» **Stated task**
Leaving out all images, write out the records that follow exactly.

------------------------

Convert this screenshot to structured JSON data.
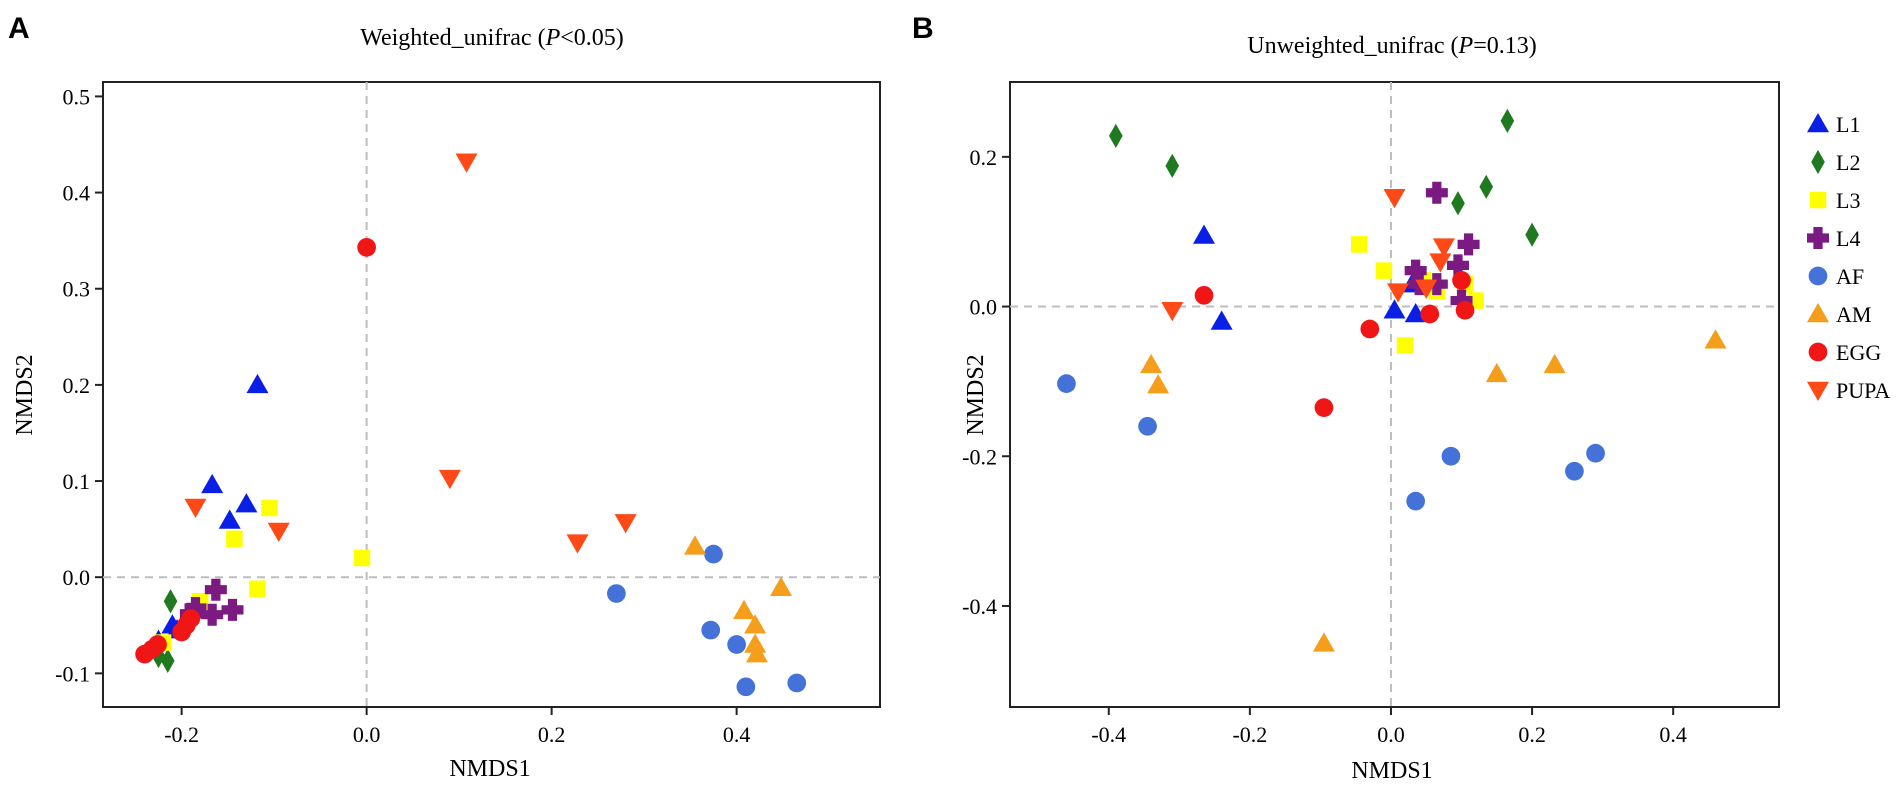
{
  "colors": {
    "L1": "#0a1fe6",
    "L2": "#1f7a1f",
    "L3": "#ffff00",
    "L4": "#7b1a80",
    "AF": "#4472d9",
    "AM": "#f59e1b",
    "EGG": "#f01616",
    "PUPA": "#ff4a17"
  },
  "chart_data": [
    {
      "type": "scatter",
      "panel": "A",
      "title_main": "Weighted_unifrac (",
      "title_p": "P",
      "title_tail": "<0.05)",
      "xlabel": "NMDS1",
      "ylabel": "NMDS2",
      "xlim": [
        -0.285,
        0.555
      ],
      "ylim": [
        -0.135,
        0.515
      ],
      "xticks": [
        -0.2,
        0.0,
        0.2,
        0.4
      ],
      "yticks": [
        -0.1,
        0.0,
        0.1,
        0.2,
        0.3,
        0.4,
        0.5
      ],
      "xtick_labels": [
        "-0.2",
        "0.0",
        "0.2",
        "0.4"
      ],
      "ytick_labels": [
        "-0.1",
        "0.0",
        "0.1",
        "0.2",
        "0.3",
        "0.4",
        "0.5"
      ],
      "reference_lines": {
        "x": 0,
        "y": 0
      },
      "series": [
        {
          "name": "L1",
          "marker": "triangle-up",
          "x": [
            -0.118,
            -0.167,
            -0.148,
            -0.13,
            -0.225,
            -0.205,
            -0.21
          ],
          "y": [
            0.2,
            0.096,
            0.059,
            0.076,
            -0.066,
            -0.055,
            -0.05
          ]
        },
        {
          "name": "L2",
          "marker": "diamond",
          "x": [
            -0.212,
            -0.225,
            -0.215
          ],
          "y": [
            -0.025,
            -0.082,
            -0.087
          ]
        },
        {
          "name": "L3",
          "marker": "square",
          "x": [
            -0.105,
            -0.143,
            -0.118,
            -0.005,
            -0.18,
            -0.22
          ],
          "y": [
            0.072,
            0.04,
            -0.012,
            0.02,
            -0.025,
            -0.068
          ]
        },
        {
          "name": "L4",
          "marker": "plus",
          "x": [
            -0.163,
            -0.145,
            -0.167,
            -0.185,
            -0.19
          ],
          "y": [
            -0.013,
            -0.034,
            -0.039,
            -0.032,
            -0.038
          ]
        },
        {
          "name": "AF",
          "marker": "circle",
          "x": [
            0.375,
            0.27,
            0.372,
            0.4,
            0.41,
            0.465
          ],
          "y": [
            0.024,
            -0.017,
            -0.055,
            -0.07,
            -0.114,
            -0.11
          ]
        },
        {
          "name": "AM",
          "marker": "triangle-up",
          "x": [
            0.355,
            0.408,
            0.448,
            0.42,
            0.42,
            0.422
          ],
          "y": [
            0.032,
            -0.035,
            -0.011,
            -0.05,
            -0.07,
            -0.08
          ]
        },
        {
          "name": "EGG",
          "marker": "circle",
          "x": [
            0.0,
            -0.24,
            -0.232,
            -0.226,
            -0.2,
            -0.195,
            -0.19
          ],
          "y": [
            0.343,
            -0.08,
            -0.075,
            -0.07,
            -0.057,
            -0.05,
            -0.043
          ]
        },
        {
          "name": "PUPA",
          "marker": "triangle-down",
          "x": [
            0.108,
            0.09,
            0.228,
            0.28,
            -0.185,
            -0.095
          ],
          "y": [
            0.432,
            0.103,
            0.036,
            0.057,
            0.073,
            0.048
          ]
        }
      ]
    },
    {
      "type": "scatter",
      "panel": "B",
      "title_main": "Unweighted_unifrac (",
      "title_p": "P",
      "title_tail": "=0.13)",
      "xlabel": "NMDS1",
      "ylabel": "NMDS2",
      "xlim": [
        -0.54,
        0.55
      ],
      "ylim": [
        -0.535,
        0.3
      ],
      "xticks": [
        -0.4,
        -0.2,
        0.0,
        0.2,
        0.4
      ],
      "yticks": [
        -0.4,
        -0.2,
        0.0,
        0.2
      ],
      "xtick_labels": [
        "-0.4",
        "-0.2",
        "0.0",
        "0.2",
        "0.4"
      ],
      "ytick_labels": [
        "-0.4",
        "-0.2",
        "0.0",
        "0.2"
      ],
      "reference_lines": {
        "x": 0,
        "y": 0
      },
      "series": [
        {
          "name": "L1",
          "marker": "triangle-up",
          "x": [
            -0.265,
            -0.24,
            0.005,
            0.035,
            0.03
          ],
          "y": [
            0.095,
            -0.02,
            -0.005,
            -0.01,
            0.03
          ]
        },
        {
          "name": "L2",
          "marker": "diamond",
          "x": [
            -0.39,
            -0.31,
            0.165,
            0.135,
            0.095,
            0.2
          ],
          "y": [
            0.228,
            0.188,
            0.248,
            0.16,
            0.138,
            0.096
          ]
        },
        {
          "name": "L3",
          "marker": "square",
          "x": [
            -0.045,
            -0.01,
            0.02,
            0.105,
            0.12,
            0.065,
            0.045
          ],
          "y": [
            0.083,
            0.048,
            -0.052,
            0.03,
            0.008,
            0.02,
            0.035
          ]
        },
        {
          "name": "L4",
          "marker": "plus",
          "x": [
            0.035,
            0.065,
            0.11,
            0.04,
            0.065,
            0.095,
            0.1
          ],
          "y": [
            0.048,
            0.152,
            0.083,
            0.03,
            0.03,
            0.055,
            0.008
          ]
        },
        {
          "name": "AF",
          "marker": "circle",
          "x": [
            -0.46,
            -0.345,
            0.035,
            0.085,
            0.26,
            0.29
          ],
          "y": [
            -0.103,
            -0.16,
            -0.26,
            -0.2,
            -0.22,
            -0.196
          ]
        },
        {
          "name": "AM",
          "marker": "triangle-up",
          "x": [
            -0.34,
            -0.33,
            -0.095,
            0.15,
            0.232,
            0.46
          ],
          "y": [
            -0.078,
            -0.105,
            -0.45,
            -0.09,
            -0.078,
            -0.045
          ]
        },
        {
          "name": "EGG",
          "marker": "circle",
          "x": [
            -0.265,
            -0.095,
            -0.03,
            0.055,
            0.1,
            0.105
          ],
          "y": [
            0.015,
            -0.135,
            -0.03,
            -0.01,
            0.035,
            -0.005
          ]
        },
        {
          "name": "PUPA",
          "marker": "triangle-down",
          "x": [
            -0.31,
            0.005,
            0.01,
            0.075,
            0.07,
            0.05
          ],
          "y": [
            -0.005,
            0.146,
            0.02,
            0.08,
            0.06,
            0.025
          ]
        }
      ],
      "legend": {
        "position": "right",
        "entries": [
          {
            "label": "L1",
            "marker": "triangle-up"
          },
          {
            "label": "L2",
            "marker": "diamond"
          },
          {
            "label": "L3",
            "marker": "square"
          },
          {
            "label": "L4",
            "marker": "plus"
          },
          {
            "label": "AF",
            "marker": "circle"
          },
          {
            "label": "AM",
            "marker": "triangle-up"
          },
          {
            "label": "EGG",
            "marker": "circle"
          },
          {
            "label": "PUPA",
            "marker": "triangle-down"
          }
        ]
      }
    }
  ]
}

------------------------

» **Complete answer**
Convert this screenshot to structured JSON data.
{
  "colors": {
    "L1": "#0a1fe6",
    "L2": "#1f7a1f",
    "L3": "#ffff00",
    "L4": "#7b1a80",
    "AF": "#4472d9",
    "AM": "#f59e1b",
    "EGG": "#f01616",
    "PUPA": "#ff4a17"
  },
  "chart_data": [
    {
      "type": "scatter",
      "panel": "A",
      "title_main": "Weighted_unifrac (",
      "title_p": "P",
      "title_tail": "<0.05)",
      "xlabel": "NMDS1",
      "ylabel": "NMDS2",
      "xlim": [
        -0.285,
        0.555
      ],
      "ylim": [
        -0.135,
        0.515
      ],
      "xticks": [
        -0.2,
        0.0,
        0.2,
        0.4
      ],
      "yticks": [
        -0.1,
        0.0,
        0.1,
        0.2,
        0.3,
        0.4,
        0.5
      ],
      "xtick_labels": [
        "-0.2",
        "0.0",
        "0.2",
        "0.4"
      ],
      "ytick_labels": [
        "-0.1",
        "0.0",
        "0.1",
        "0.2",
        "0.3",
        "0.4",
        "0.5"
      ],
      "reference_lines": {
        "x": 0,
        "y": 0
      },
      "series": [
        {
          "name": "L1",
          "marker": "triangle-up",
          "x": [
            -0.118,
            -0.167,
            -0.148,
            -0.13,
            -0.225,
            -0.205,
            -0.21
          ],
          "y": [
            0.2,
            0.096,
            0.059,
            0.076,
            -0.066,
            -0.055,
            -0.05
          ]
        },
        {
          "name": "L2",
          "marker": "diamond",
          "x": [
            -0.212,
            -0.225,
            -0.215
          ],
          "y": [
            -0.025,
            -0.082,
            -0.087
          ]
        },
        {
          "name": "L3",
          "marker": "square",
          "x": [
            -0.105,
            -0.143,
            -0.118,
            -0.005,
            -0.18,
            -0.22
          ],
          "y": [
            0.072,
            0.04,
            -0.012,
            0.02,
            -0.025,
            -0.068
          ]
        },
        {
          "name": "L4",
          "marker": "plus",
          "x": [
            -0.163,
            -0.145,
            -0.167,
            -0.185,
            -0.19
          ],
          "y": [
            -0.013,
            -0.034,
            -0.039,
            -0.032,
            -0.038
          ]
        },
        {
          "name": "AF",
          "marker": "circle",
          "x": [
            0.375,
            0.27,
            0.372,
            0.4,
            0.41,
            0.465
          ],
          "y": [
            0.024,
            -0.017,
            -0.055,
            -0.07,
            -0.114,
            -0.11
          ]
        },
        {
          "name": "AM",
          "marker": "triangle-up",
          "x": [
            0.355,
            0.408,
            0.448,
            0.42,
            0.42,
            0.422
          ],
          "y": [
            0.032,
            -0.035,
            -0.011,
            -0.05,
            -0.07,
            -0.08
          ]
        },
        {
          "name": "EGG",
          "marker": "circle",
          "x": [
            0.0,
            -0.24,
            -0.232,
            -0.226,
            -0.2,
            -0.195,
            -0.19
          ],
          "y": [
            0.343,
            -0.08,
            -0.075,
            -0.07,
            -0.057,
            -0.05,
            -0.043
          ]
        },
        {
          "name": "PUPA",
          "marker": "triangle-down",
          "x": [
            0.108,
            0.09,
            0.228,
            0.28,
            -0.185,
            -0.095
          ],
          "y": [
            0.432,
            0.103,
            0.036,
            0.057,
            0.073,
            0.048
          ]
        }
      ]
    },
    {
      "type": "scatter",
      "panel": "B",
      "title_main": "Unweighted_unifrac (",
      "title_p": "P",
      "title_tail": "=0.13)",
      "xlabel": "NMDS1",
      "ylabel": "NMDS2",
      "xlim": [
        -0.54,
        0.55
      ],
      "ylim": [
        -0.535,
        0.3
      ],
      "xticks": [
        -0.4,
        -0.2,
        0.0,
        0.2,
        0.4
      ],
      "yticks": [
        -0.4,
        -0.2,
        0.0,
        0.2
      ],
      "xtick_labels": [
        "-0.4",
        "-0.2",
        "0.0",
        "0.2",
        "0.4"
      ],
      "ytick_labels": [
        "-0.4",
        "-0.2",
        "0.0",
        "0.2"
      ],
      "reference_lines": {
        "x": 0,
        "y": 0
      },
      "series": [
        {
          "name": "L1",
          "marker": "triangle-up",
          "x": [
            -0.265,
            -0.24,
            0.005,
            0.035,
            0.03
          ],
          "y": [
            0.095,
            -0.02,
            -0.005,
            -0.01,
            0.03
          ]
        },
        {
          "name": "L2",
          "marker": "diamond",
          "x": [
            -0.39,
            -0.31,
            0.165,
            0.135,
            0.095,
            0.2
          ],
          "y": [
            0.228,
            0.188,
            0.248,
            0.16,
            0.138,
            0.096
          ]
        },
        {
          "name": "L3",
          "marker": "square",
          "x": [
            -0.045,
            -0.01,
            0.02,
            0.105,
            0.12,
            0.065,
            0.045
          ],
          "y": [
            0.083,
            0.048,
            -0.052,
            0.03,
            0.008,
            0.02,
            0.035
          ]
        },
        {
          "name": "L4",
          "marker": "plus",
          "x": [
            0.035,
            0.065,
            0.11,
            0.04,
            0.065,
            0.095,
            0.1
          ],
          "y": [
            0.048,
            0.152,
            0.083,
            0.03,
            0.03,
            0.055,
            0.008
          ]
        },
        {
          "name": "AF",
          "marker": "circle",
          "x": [
            -0.46,
            -0.345,
            0.035,
            0.085,
            0.26,
            0.29
          ],
          "y": [
            -0.103,
            -0.16,
            -0.26,
            -0.2,
            -0.22,
            -0.196
          ]
        },
        {
          "name": "AM",
          "marker": "triangle-up",
          "x": [
            -0.34,
            -0.33,
            -0.095,
            0.15,
            0.232,
            0.46
          ],
          "y": [
            -0.078,
            -0.105,
            -0.45,
            -0.09,
            -0.078,
            -0.045
          ]
        },
        {
          "name": "EGG",
          "marker": "circle",
          "x": [
            -0.265,
            -0.095,
            -0.03,
            0.055,
            0.1,
            0.105
          ],
          "y": [
            0.015,
            -0.135,
            -0.03,
            -0.01,
            0.035,
            -0.005
          ]
        },
        {
          "name": "PUPA",
          "marker": "triangle-down",
          "x": [
            -0.31,
            0.005,
            0.01,
            0.075,
            0.07,
            0.05
          ],
          "y": [
            -0.005,
            0.146,
            0.02,
            0.08,
            0.06,
            0.025
          ]
        }
      ],
      "legend": {
        "position": "right",
        "entries": [
          {
            "label": "L1",
            "marker": "triangle-up"
          },
          {
            "label": "L2",
            "marker": "diamond"
          },
          {
            "label": "L3",
            "marker": "square"
          },
          {
            "label": "L4",
            "marker": "plus"
          },
          {
            "label": "AF",
            "marker": "circle"
          },
          {
            "label": "AM",
            "marker": "triangle-up"
          },
          {
            "label": "EGG",
            "marker": "circle"
          },
          {
            "label": "PUPA",
            "marker": "triangle-down"
          }
        ]
      }
    }
  ]
}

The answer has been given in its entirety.